Data items
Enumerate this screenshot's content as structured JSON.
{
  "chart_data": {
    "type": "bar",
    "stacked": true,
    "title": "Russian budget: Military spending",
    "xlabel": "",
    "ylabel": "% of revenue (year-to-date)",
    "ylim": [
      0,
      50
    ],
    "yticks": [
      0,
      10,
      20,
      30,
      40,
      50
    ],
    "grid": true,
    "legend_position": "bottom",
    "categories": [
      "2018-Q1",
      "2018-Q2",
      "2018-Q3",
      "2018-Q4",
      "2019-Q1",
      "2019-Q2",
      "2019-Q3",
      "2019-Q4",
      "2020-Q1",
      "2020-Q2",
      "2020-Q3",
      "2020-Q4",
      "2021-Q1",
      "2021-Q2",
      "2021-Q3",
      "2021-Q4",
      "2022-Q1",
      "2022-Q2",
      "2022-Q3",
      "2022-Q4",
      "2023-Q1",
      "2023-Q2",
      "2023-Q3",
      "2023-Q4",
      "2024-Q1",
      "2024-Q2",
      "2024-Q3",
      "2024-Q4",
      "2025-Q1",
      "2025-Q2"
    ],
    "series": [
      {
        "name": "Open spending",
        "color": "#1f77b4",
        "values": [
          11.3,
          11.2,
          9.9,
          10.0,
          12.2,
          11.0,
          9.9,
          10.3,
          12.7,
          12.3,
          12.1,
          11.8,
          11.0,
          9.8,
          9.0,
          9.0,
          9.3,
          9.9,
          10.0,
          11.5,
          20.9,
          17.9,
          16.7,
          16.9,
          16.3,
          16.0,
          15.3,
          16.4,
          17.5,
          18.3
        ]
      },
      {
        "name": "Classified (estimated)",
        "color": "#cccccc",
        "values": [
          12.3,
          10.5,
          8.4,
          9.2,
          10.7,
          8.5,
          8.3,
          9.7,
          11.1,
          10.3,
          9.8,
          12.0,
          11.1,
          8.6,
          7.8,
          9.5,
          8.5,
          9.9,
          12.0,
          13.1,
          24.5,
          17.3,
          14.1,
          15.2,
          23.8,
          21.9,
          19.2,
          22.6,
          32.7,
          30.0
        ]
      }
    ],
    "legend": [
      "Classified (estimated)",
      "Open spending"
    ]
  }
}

* * *

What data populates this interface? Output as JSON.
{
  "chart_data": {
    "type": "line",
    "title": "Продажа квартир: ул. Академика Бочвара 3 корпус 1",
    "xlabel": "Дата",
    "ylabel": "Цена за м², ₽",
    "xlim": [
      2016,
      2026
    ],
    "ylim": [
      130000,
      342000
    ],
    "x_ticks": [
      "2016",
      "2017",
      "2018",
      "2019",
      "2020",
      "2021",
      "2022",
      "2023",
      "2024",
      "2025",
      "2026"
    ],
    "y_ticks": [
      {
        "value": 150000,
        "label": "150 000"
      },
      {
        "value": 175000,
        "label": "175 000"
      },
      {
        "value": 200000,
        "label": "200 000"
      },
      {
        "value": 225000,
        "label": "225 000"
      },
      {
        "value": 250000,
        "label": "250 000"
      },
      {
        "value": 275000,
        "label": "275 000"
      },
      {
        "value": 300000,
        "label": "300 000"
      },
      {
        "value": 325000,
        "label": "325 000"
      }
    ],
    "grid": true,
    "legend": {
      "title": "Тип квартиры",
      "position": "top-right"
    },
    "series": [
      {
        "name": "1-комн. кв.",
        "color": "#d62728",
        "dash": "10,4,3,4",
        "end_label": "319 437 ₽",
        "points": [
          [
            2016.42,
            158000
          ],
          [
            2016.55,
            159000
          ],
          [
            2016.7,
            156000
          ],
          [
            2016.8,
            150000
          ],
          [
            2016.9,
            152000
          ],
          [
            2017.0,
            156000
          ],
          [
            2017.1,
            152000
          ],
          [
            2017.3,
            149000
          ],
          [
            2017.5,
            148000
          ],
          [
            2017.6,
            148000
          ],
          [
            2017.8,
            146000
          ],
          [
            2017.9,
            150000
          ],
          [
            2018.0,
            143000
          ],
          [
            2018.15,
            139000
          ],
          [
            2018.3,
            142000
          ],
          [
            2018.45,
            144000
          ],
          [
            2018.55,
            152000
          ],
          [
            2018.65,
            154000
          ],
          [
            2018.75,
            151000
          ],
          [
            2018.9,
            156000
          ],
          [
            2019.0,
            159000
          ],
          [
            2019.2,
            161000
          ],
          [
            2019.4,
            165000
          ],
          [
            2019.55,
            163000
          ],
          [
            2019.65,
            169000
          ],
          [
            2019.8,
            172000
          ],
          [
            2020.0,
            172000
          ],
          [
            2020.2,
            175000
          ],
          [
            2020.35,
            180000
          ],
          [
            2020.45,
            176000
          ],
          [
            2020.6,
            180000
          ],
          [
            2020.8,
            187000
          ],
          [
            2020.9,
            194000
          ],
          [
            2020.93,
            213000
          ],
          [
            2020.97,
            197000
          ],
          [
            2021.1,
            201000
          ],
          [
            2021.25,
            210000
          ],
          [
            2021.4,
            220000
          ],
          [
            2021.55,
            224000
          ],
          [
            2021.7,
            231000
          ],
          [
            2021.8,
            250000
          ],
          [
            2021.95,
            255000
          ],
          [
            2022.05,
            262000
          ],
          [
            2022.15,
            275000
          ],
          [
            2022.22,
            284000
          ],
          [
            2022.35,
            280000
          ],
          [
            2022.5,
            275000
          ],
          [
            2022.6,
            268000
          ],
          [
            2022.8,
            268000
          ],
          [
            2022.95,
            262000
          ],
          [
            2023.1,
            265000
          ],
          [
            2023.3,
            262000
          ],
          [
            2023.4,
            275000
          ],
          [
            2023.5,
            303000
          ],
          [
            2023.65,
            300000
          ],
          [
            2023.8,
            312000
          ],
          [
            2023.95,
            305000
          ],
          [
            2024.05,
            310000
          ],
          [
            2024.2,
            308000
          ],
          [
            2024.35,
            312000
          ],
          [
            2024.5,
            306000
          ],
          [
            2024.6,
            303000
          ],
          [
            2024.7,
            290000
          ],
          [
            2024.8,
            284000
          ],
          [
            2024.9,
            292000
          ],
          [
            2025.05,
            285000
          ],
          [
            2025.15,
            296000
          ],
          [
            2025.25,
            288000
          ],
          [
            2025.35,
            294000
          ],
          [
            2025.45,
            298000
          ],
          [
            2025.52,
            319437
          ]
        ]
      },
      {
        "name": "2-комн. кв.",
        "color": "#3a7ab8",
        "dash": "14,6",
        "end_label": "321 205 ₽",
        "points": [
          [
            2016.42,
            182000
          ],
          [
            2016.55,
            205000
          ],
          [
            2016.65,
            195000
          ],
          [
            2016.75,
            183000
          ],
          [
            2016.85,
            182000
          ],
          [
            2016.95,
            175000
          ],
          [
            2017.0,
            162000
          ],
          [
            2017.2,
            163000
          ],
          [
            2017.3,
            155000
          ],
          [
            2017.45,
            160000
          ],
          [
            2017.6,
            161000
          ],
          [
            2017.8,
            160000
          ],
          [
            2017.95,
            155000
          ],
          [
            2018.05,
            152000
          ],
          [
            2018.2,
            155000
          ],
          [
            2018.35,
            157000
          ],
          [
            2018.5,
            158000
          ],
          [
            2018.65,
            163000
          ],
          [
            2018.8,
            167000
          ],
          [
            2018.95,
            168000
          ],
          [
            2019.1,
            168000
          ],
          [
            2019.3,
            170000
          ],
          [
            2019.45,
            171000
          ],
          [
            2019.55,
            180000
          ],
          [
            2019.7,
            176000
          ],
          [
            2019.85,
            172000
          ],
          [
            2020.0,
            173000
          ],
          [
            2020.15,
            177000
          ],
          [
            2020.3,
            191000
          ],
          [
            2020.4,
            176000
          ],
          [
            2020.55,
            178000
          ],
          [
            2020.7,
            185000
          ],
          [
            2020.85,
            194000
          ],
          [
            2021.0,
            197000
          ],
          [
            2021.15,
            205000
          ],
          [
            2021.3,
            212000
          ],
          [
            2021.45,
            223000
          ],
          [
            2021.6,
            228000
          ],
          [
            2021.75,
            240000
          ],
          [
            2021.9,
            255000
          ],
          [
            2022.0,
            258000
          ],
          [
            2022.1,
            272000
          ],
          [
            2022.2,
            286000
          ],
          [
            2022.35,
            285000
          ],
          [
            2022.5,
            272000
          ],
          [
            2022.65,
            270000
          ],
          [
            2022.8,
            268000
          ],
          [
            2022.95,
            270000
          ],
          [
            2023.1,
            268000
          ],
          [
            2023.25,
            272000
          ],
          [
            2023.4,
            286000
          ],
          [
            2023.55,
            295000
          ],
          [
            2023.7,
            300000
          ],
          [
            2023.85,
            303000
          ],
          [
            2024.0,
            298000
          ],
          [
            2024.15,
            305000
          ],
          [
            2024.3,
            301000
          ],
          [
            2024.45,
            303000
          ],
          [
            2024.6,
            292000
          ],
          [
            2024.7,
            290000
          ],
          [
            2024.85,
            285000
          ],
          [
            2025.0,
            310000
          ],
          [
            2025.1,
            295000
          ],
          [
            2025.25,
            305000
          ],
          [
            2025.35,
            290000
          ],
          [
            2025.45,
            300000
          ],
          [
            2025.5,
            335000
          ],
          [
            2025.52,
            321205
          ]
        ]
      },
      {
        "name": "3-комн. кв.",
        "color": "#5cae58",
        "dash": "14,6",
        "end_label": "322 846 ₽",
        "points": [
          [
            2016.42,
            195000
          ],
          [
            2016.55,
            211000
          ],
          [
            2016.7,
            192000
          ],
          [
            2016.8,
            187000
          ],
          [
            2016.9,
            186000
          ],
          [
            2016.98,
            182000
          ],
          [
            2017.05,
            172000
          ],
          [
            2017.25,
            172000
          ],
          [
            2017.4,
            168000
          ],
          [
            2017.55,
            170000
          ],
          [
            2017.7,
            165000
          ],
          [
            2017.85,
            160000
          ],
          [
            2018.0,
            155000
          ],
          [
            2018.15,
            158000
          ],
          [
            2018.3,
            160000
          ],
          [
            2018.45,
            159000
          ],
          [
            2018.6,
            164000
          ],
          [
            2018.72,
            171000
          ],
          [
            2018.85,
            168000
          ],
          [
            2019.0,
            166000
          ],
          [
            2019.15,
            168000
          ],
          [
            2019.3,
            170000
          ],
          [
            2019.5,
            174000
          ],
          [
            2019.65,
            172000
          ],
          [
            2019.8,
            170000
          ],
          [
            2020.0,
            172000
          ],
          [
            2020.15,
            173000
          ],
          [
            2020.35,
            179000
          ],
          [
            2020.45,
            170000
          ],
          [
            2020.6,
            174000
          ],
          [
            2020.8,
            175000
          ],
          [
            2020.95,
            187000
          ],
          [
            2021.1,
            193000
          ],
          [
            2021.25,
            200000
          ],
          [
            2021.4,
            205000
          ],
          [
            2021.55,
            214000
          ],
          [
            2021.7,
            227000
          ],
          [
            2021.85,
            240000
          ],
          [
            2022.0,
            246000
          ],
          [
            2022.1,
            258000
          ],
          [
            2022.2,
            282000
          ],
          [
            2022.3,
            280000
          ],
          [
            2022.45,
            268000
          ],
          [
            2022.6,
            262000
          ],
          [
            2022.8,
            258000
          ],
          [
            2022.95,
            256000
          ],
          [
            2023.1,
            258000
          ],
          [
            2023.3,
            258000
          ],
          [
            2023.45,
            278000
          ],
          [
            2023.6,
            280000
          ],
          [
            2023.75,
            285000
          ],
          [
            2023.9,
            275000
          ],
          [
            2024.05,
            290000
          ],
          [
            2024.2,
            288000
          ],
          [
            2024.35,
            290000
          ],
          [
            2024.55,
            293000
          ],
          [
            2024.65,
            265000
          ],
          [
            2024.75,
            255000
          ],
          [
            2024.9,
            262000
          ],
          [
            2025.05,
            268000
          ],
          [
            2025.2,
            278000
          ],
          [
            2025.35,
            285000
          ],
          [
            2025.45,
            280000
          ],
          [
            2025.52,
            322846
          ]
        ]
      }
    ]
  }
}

Requirement:
Find the lines with the string "color" and reproduce them.

Exercise output:
        "color": "#1f77b4",
        "color": "#cccccc",
        "color": "#d62728",
        "color": "#3a7ab8",
        "color": "#5cae58",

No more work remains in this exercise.